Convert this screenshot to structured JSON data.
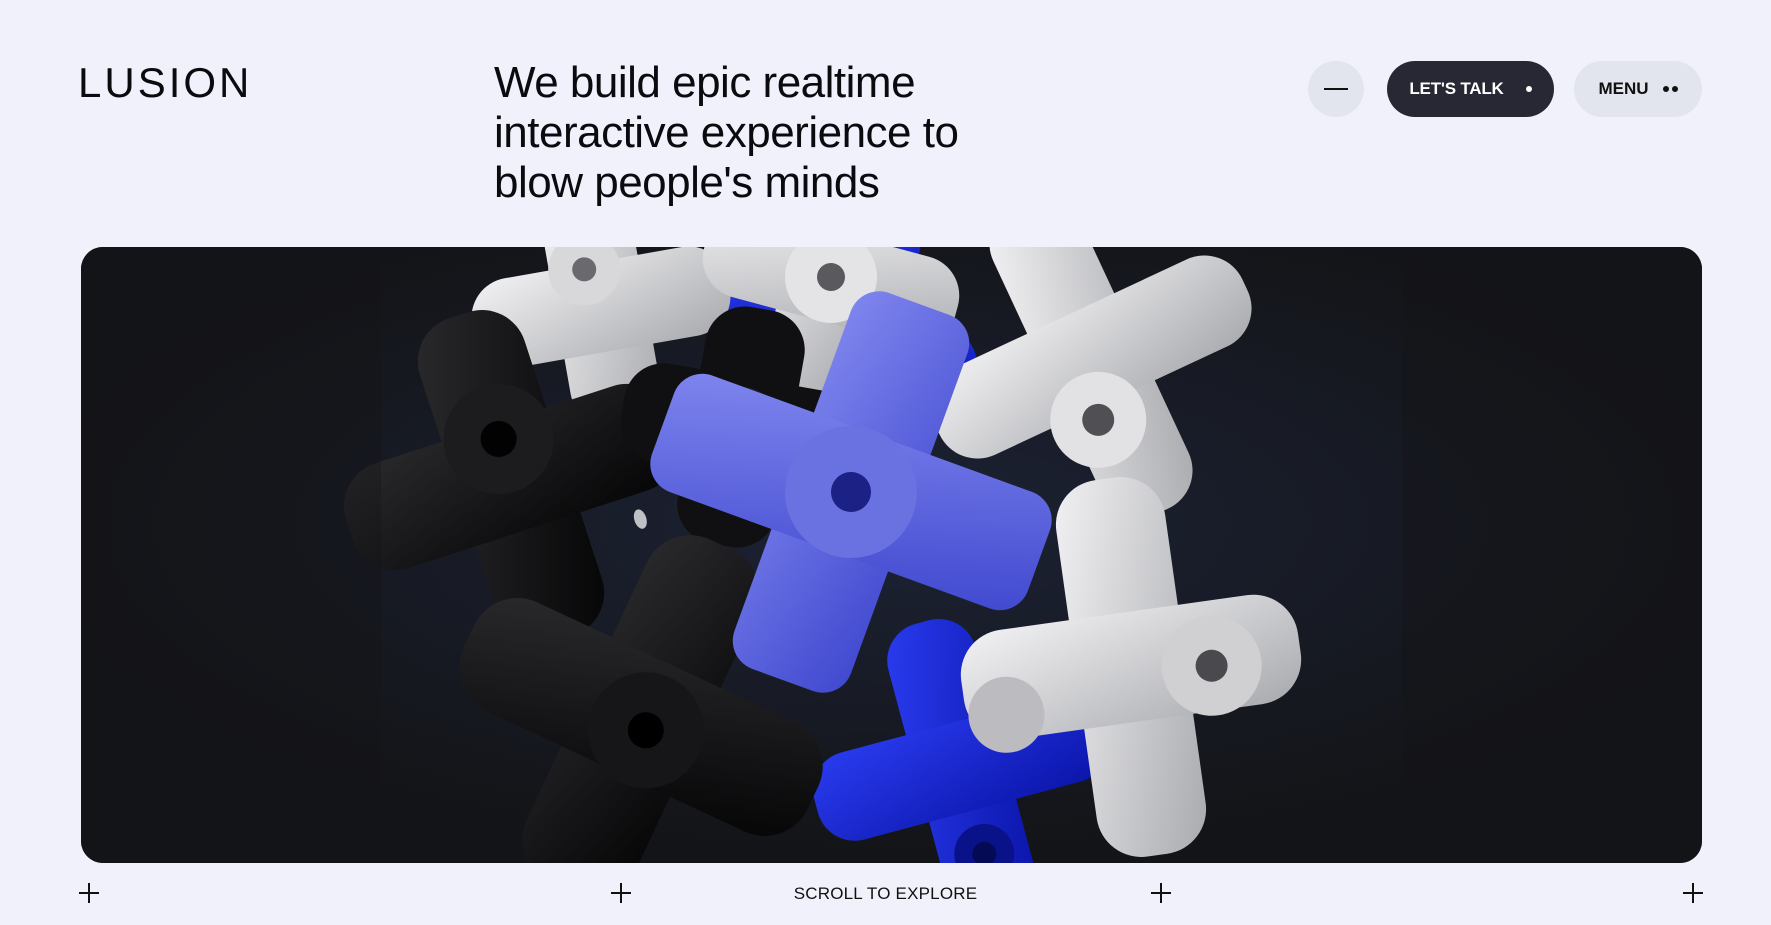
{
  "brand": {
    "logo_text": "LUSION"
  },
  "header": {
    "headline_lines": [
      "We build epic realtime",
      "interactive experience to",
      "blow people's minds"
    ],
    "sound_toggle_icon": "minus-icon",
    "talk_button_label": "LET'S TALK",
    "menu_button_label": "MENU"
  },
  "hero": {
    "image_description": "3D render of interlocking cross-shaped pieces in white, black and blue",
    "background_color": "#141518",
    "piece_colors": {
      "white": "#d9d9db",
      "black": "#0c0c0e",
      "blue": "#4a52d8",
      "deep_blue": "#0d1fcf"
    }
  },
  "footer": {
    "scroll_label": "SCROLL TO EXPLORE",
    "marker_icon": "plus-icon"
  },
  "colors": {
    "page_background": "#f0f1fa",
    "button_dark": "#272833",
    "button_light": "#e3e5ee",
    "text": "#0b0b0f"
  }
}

════════

Gather up the lines containing the word "icon" from these records and copy them.

    "sound_toggle_icon": "minus-icon",
    "marker_icon": "plus-icon"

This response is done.